## Records shown

========

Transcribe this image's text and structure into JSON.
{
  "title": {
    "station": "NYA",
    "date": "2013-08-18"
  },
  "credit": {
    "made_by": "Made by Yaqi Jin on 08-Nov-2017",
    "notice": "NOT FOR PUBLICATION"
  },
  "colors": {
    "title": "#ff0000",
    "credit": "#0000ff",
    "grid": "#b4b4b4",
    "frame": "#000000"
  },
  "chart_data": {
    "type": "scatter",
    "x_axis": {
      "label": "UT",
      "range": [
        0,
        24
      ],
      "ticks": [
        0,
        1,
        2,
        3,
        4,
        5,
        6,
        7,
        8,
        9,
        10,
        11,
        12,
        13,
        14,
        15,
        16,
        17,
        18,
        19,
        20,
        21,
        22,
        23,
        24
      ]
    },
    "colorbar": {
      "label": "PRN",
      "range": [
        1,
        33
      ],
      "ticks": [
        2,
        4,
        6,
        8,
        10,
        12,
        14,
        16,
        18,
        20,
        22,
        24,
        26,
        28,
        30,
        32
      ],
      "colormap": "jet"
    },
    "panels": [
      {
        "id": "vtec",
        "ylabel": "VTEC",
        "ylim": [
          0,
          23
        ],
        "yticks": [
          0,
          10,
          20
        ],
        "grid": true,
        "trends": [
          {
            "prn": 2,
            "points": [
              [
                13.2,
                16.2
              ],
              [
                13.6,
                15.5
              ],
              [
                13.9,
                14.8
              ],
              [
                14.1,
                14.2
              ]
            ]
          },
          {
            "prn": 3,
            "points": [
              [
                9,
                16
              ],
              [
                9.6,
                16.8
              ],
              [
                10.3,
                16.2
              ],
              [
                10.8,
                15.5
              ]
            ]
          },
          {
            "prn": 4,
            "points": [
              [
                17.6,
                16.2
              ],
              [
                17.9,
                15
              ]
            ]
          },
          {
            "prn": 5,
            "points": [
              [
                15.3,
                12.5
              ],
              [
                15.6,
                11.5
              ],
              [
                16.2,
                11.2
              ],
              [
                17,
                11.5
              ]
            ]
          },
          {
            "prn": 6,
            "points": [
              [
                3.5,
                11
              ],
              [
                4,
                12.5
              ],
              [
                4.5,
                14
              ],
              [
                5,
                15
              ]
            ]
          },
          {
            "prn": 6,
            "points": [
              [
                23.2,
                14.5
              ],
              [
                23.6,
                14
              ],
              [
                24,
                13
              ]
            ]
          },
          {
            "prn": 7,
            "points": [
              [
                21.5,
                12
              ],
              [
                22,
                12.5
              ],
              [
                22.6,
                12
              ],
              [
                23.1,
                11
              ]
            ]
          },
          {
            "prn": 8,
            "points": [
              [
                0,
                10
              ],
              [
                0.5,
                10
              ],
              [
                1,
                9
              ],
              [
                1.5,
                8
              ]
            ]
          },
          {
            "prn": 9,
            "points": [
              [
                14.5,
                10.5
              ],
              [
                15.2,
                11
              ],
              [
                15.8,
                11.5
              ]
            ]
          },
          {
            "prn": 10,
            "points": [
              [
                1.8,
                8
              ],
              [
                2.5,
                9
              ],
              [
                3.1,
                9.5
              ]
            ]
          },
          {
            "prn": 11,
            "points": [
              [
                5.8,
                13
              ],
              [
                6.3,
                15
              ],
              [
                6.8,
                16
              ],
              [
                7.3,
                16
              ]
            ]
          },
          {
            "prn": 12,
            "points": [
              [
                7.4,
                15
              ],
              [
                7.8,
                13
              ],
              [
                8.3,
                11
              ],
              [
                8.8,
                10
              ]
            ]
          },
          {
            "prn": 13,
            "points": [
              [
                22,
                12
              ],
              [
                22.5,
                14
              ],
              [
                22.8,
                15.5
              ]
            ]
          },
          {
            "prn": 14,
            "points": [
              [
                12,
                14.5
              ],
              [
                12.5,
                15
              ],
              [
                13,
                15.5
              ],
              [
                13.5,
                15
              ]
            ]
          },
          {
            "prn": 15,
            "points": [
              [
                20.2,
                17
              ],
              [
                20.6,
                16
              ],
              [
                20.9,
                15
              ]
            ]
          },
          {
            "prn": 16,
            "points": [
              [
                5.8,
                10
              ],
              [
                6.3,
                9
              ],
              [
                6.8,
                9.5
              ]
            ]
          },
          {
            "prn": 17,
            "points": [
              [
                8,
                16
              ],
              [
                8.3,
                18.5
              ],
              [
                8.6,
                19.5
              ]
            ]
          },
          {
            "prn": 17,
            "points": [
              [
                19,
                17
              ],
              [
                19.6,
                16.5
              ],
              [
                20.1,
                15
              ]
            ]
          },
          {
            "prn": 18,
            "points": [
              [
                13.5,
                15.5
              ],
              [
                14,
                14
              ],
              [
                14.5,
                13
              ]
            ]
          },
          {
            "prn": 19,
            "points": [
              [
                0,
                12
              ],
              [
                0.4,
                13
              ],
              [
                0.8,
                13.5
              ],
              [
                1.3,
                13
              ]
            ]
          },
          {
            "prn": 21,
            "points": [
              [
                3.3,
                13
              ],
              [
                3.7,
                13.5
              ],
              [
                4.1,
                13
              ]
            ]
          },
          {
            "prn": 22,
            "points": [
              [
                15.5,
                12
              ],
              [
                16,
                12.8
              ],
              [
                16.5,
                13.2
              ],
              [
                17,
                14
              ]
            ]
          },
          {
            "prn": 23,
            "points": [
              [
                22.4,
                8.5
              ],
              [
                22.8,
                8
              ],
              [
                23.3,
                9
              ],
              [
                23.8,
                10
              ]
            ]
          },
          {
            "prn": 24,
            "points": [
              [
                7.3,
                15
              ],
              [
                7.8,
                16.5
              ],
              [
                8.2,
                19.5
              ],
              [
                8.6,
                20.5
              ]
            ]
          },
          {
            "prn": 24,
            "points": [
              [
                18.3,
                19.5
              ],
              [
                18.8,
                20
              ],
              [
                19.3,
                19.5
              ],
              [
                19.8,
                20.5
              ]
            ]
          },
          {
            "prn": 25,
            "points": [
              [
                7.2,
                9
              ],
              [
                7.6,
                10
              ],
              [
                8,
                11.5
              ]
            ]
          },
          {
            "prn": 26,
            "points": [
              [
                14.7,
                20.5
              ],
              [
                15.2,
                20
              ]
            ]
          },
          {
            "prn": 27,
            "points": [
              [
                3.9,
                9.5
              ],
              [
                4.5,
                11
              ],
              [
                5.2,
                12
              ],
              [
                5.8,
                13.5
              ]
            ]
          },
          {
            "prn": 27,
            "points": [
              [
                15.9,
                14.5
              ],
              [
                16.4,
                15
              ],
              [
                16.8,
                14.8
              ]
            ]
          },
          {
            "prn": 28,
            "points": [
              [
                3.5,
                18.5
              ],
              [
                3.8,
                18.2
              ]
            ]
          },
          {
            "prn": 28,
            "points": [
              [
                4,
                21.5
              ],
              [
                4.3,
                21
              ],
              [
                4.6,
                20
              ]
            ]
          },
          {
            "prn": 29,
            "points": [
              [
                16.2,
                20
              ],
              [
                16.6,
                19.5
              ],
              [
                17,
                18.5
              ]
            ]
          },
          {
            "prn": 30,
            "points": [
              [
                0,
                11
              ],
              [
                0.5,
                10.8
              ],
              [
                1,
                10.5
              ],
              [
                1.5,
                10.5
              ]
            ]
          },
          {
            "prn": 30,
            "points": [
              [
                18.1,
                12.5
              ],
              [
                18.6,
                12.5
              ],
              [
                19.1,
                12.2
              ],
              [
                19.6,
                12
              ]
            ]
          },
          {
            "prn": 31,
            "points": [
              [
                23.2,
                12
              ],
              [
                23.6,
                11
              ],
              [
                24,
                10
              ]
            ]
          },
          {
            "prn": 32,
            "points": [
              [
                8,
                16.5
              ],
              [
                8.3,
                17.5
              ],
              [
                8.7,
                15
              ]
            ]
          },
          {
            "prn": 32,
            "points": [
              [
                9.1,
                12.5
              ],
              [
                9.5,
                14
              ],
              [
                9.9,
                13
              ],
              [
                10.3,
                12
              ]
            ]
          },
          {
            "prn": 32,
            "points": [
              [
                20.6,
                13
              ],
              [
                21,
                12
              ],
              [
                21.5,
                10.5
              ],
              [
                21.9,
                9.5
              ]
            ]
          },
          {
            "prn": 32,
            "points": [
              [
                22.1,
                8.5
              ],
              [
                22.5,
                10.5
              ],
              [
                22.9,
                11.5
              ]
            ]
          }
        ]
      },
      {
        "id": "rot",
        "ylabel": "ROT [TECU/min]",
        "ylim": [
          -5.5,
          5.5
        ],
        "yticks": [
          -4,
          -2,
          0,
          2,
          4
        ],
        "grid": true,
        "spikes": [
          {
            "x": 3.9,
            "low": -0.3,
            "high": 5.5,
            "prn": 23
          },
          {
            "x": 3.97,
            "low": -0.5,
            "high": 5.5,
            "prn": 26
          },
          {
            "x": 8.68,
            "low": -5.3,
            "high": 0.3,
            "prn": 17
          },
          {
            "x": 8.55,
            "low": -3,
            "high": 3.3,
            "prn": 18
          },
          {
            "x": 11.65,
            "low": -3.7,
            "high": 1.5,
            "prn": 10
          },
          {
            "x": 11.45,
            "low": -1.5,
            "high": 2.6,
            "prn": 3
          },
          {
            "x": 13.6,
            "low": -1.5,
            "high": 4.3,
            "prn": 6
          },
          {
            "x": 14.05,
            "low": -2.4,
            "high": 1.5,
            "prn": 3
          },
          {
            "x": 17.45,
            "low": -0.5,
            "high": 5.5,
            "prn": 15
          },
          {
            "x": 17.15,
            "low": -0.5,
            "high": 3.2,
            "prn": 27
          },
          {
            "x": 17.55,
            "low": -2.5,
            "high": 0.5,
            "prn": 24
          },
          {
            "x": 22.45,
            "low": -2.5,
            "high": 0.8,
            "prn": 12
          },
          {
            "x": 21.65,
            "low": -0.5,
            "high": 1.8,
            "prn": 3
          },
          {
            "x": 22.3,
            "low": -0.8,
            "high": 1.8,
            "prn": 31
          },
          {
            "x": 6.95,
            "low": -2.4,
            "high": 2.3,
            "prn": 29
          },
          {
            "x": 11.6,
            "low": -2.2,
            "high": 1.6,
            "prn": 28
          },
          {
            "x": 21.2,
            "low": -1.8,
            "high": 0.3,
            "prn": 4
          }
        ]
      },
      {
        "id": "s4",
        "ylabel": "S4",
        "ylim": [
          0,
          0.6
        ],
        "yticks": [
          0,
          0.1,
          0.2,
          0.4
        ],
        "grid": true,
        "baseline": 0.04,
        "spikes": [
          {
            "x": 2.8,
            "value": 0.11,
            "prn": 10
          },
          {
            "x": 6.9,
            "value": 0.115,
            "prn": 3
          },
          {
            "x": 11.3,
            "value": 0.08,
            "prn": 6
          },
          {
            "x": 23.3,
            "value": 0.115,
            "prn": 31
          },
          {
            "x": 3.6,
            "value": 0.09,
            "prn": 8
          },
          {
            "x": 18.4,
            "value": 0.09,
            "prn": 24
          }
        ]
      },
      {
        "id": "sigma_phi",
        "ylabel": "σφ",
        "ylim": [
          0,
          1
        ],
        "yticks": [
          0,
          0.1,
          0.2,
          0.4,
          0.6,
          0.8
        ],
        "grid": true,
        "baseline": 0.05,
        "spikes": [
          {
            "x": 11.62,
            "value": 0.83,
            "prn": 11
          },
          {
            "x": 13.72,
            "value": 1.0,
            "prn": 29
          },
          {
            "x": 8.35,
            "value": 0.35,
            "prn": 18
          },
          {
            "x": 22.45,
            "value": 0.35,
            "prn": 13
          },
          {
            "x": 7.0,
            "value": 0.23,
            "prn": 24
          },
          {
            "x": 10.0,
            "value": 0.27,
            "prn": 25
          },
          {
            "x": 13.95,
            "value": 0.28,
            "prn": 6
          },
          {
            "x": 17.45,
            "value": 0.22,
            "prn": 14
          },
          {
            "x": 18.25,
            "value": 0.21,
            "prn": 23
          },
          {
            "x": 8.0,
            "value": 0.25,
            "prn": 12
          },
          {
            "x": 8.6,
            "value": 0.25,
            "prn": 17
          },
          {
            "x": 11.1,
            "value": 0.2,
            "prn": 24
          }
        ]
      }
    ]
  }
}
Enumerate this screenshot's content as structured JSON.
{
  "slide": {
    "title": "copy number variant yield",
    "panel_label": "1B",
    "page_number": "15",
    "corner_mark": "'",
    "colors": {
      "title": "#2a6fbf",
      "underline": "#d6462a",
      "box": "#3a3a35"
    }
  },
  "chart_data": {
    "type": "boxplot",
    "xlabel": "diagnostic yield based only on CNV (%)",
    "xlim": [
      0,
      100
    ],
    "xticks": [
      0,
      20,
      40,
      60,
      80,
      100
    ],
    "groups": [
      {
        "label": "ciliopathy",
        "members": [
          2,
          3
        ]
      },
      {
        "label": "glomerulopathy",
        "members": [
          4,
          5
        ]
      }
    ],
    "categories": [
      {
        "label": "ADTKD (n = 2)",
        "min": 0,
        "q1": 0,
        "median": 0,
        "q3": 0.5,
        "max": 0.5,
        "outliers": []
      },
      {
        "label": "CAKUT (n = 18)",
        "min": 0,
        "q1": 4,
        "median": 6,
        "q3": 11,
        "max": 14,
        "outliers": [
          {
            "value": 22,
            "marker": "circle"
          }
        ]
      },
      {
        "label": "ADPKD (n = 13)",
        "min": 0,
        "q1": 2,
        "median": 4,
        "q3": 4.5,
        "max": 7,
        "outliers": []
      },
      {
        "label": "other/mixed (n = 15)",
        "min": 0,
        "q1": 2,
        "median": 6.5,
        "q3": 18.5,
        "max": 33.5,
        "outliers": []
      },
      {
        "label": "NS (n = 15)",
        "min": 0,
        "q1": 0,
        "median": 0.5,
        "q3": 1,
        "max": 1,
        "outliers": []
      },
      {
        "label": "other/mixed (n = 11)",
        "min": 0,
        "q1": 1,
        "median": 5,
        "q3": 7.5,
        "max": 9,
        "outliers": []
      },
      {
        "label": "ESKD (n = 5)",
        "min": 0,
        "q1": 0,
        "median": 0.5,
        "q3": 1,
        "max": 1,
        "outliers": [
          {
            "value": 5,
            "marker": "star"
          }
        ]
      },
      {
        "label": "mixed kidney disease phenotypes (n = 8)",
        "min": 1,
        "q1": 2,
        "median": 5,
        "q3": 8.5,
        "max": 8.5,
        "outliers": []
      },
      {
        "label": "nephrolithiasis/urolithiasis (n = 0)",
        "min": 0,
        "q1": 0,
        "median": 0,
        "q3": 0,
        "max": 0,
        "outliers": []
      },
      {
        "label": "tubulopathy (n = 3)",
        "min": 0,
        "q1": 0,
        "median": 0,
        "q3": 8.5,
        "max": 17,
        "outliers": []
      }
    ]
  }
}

========

## To be done
Say, as a single number and nothing more, how many lines of the entries contain the word "JSON".

## Reply
2